## TASK BRIEF
Restate the whole listing word for word. Pictures are left out.

## EXTRACTED INFORMATION
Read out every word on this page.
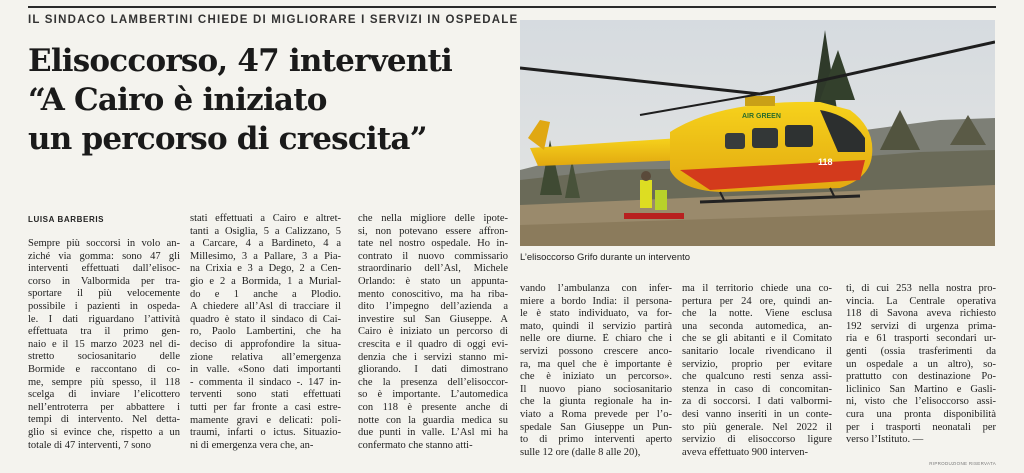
IL SINDACO LAMBERTINI CHIEDE DI MIGLIORARE I SERVIZI IN OSPEDALE
Elisoccorso, 47 interventi
“A Cairo è iniziato
un percorso di crescita”
AIR GREEN
118
L’elisoccorso Grifo durante un intervento
LUISA BARBERIS
Sempre più soccorsi in volo an-
ziché via gomma: sono 47 gli
interventi effettuati dall’elisoc-
corso in Valbormida per tra-
sportare il più velocemente
possibile i pazienti in ospeda-
le. I dati riguardano l’attività
effettuata tra il primo gen-
naio e il 15 marzo 2023 nel di-
stretto sociosanitario delle
Bormide e raccontano di co-
me, sempre più spesso, il 118
scelga di inviare l’elicottero
nell’entroterra per abbattere i
tempi di intervento. Nel detta-
glio si evince che, rispetto a un
totale di 47 interventi, 7 sono
stati effettuati a Cairo e altret-
tanti a Osiglia, 5 a Calizzano, 5
a Carcare, 4 a Bardineto, 4 a
Millesimo, 3 a Pallare, 3 a Pia-
na Crixia e 3 a Dego, 2 a Cen-
gio e 2 a Bormida, 1 a Murial-
do e 1 anche a Plodio.
A chiedere all’Asl di tracciare il
quadro è stato il sindaco di Cai-
ro, Paolo Lambertini, che ha
deciso di approfondire la situa-
zione relativa all’emergenza
in valle. «Sono dati importanti
- commenta il sindaco -. 147 in-
terventi sono stati effettuati
tutti per far fronte a casi estre-
mamente gravi e delicati: poli-
traumi, infarti o ictus. Situazio-
ni di emergenza vera che, an-
che nella migliore delle ipote-
si, non potevano essere affron-
tate nel nostro ospedale. Ho in-
contrato il nuovo commissario
straordinario dell’Asl, Michele
Orlando: è stato un appunta-
mento conoscitivo, ma ha riba-
dito l’impegno dell’azienda a
investire sul San Giuseppe. A
Cairo è iniziato un percorso di
crescita e il quadro di oggi evi-
denzia che i servizi stanno mi-
gliorando. I dati dimostrano
che la presenza dell’elisoccor-
so è importante. L’automedica
con 118 è presente anche di
notte con la guardia medica su
due punti in valle. L’Asl mi ha
confermato che stanno atti-
vando l’ambulanza con infer-
miere a bordo India: il persona-
le è stato individuato, va for-
mato, quindi il servizio partirà
nelle ore diurne. È chiaro che i
servizi possono crescere anco-
ra, ma quel che è importante è
che è iniziato un percorso».
Il nuovo piano sociosanitario
che la giunta regionale ha in-
viato a Roma prevede per l’o-
spedale San Giuseppe un Pun-
to di primo interventi aperto
sulle 12 ore (dalle 8 alle 20),
ma il territorio chiede una co-
pertura per 24 ore, quindi an-
che la notte. Viene esclusa
una seconda automedica, an-
che se gli abitanti e il Comitato
sanitario locale rivendicano il
servizio, proprio per evitare
che qualcuno resti senza assi-
stenza in caso di concomitan-
za di soccorsi. I dati valbormi-
desi vanno inseriti in un conte-
sto più generale. Nel 2022 il
servizio di elisoccorso ligure
aveva effettuato 900 interven-
ti, di cui 253 nella nostra pro-
vincia. La Centrale operativa
118 di Savona aveva richiesto
192 servizi di urgenza prima-
ria e 61 trasporti secondari ur-
genti (ossia trasferimenti da
un ospedale a un altro), so-
prattutto con destinazione Po-
liclinico San Martino e Gasli-
ni, visto che l’elisoccorso assi-
cura una pronta disponibilità
per i trasporti neonatali per
verso l’Istituto. —
RIPRODUZIONE RISERVATA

## SOLUTION TO THIS PROBLEM
Read out every word on this page.
IL SINDACO LAMBERTINI CHIEDE DI MIGLIORARE I SERVIZI IN OSPEDALE
Elisoccorso, 47 interventi
“A Cairo è iniziato
un percorso di crescita”
AIR GREEN
118
L’elisoccorso Grifo durante un intervento
LUISA BARBERIS
Sempre più soccorsi in volo an-
ziché via gomma: sono 47 gli
interventi effettuati dall’elisoc-
corso in Valbormida per tra-
sportare il più velocemente
possibile i pazienti in ospeda-
le. I dati riguardano l’attività
effettuata tra il primo gen-
naio e il 15 marzo 2023 nel di-
stretto sociosanitario delle
Bormide e raccontano di co-
me, sempre più spesso, il 118
scelga di inviare l’elicottero
nell’entroterra per abbattere i
tempi di intervento. Nel detta-
glio si evince che, rispetto a un
totale di 47 interventi, 7 sono
stati effettuati a Cairo e altret-
tanti a Osiglia, 5 a Calizzano, 5
a Carcare, 4 a Bardineto, 4 a
Millesimo, 3 a Pallare, 3 a Pia-
na Crixia e 3 a Dego, 2 a Cen-
gio e 2 a Bormida, 1 a Murial-
do e 1 anche a Plodio.
A chiedere all’Asl di tracciare il
quadro è stato il sindaco di Cai-
ro, Paolo Lambertini, che ha
deciso di approfondire la situa-
zione relativa all’emergenza
in valle. «Sono dati importanti
- commenta il sindaco -. 147 in-
terventi sono stati effettuati
tutti per far fronte a casi estre-
mamente gravi e delicati: poli-
traumi, infarti o ictus. Situazio-
ni di emergenza vera che, an-
che nella migliore delle ipote-
si, non potevano essere affron-
tate nel nostro ospedale. Ho in-
contrato il nuovo commissario
straordinario dell’Asl, Michele
Orlando: è stato un appunta-
mento conoscitivo, ma ha riba-
dito l’impegno dell’azienda a
investire sul San Giuseppe. A
Cairo è iniziato un percorso di
crescita e il quadro di oggi evi-
denzia che i servizi stanno mi-
gliorando. I dati dimostrano
che la presenza dell’elisoccor-
so è importante. L’automedica
con 118 è presente anche di
notte con la guardia medica su
due punti in valle. L’Asl mi ha
confermato che stanno atti-
vando l’ambulanza con infer-
miere a bordo India: il persona-
le è stato individuato, va for-
mato, quindi il servizio partirà
nelle ore diurne. È chiaro che i
servizi possono crescere anco-
ra, ma quel che è importante è
che è iniziato un percorso».
Il nuovo piano sociosanitario
che la giunta regionale ha in-
viato a Roma prevede per l’o-
spedale San Giuseppe un Pun-
to di primo interventi aperto
sulle 12 ore (dalle 8 alle 20),
ma il territorio chiede una co-
pertura per 24 ore, quindi an-
che la notte. Viene esclusa
una seconda automedica, an-
che se gli abitanti e il Comitato
sanitario locale rivendicano il
servizio, proprio per evitare
che qualcuno resti senza assi-
stenza in caso di concomitan-
za di soccorsi. I dati valbormi-
desi vanno inseriti in un conte-
sto più generale. Nel 2022 il
servizio di elisoccorso ligure
aveva effettuato 900 interven-
ti, di cui 253 nella nostra pro-
vincia. La Centrale operativa
118 di Savona aveva richiesto
192 servizi di urgenza prima-
ria e 61 trasporti secondari ur-
genti (ossia trasferimenti da
un ospedale a un altro), so-
prattutto con destinazione Po-
liclinico San Martino e Gasli-
ni, visto che l’elisoccorso assi-
cura una pronta disponibilità
per i trasporti neonatali per
verso l’Istituto. —
RIPRODUZIONE RISERVATA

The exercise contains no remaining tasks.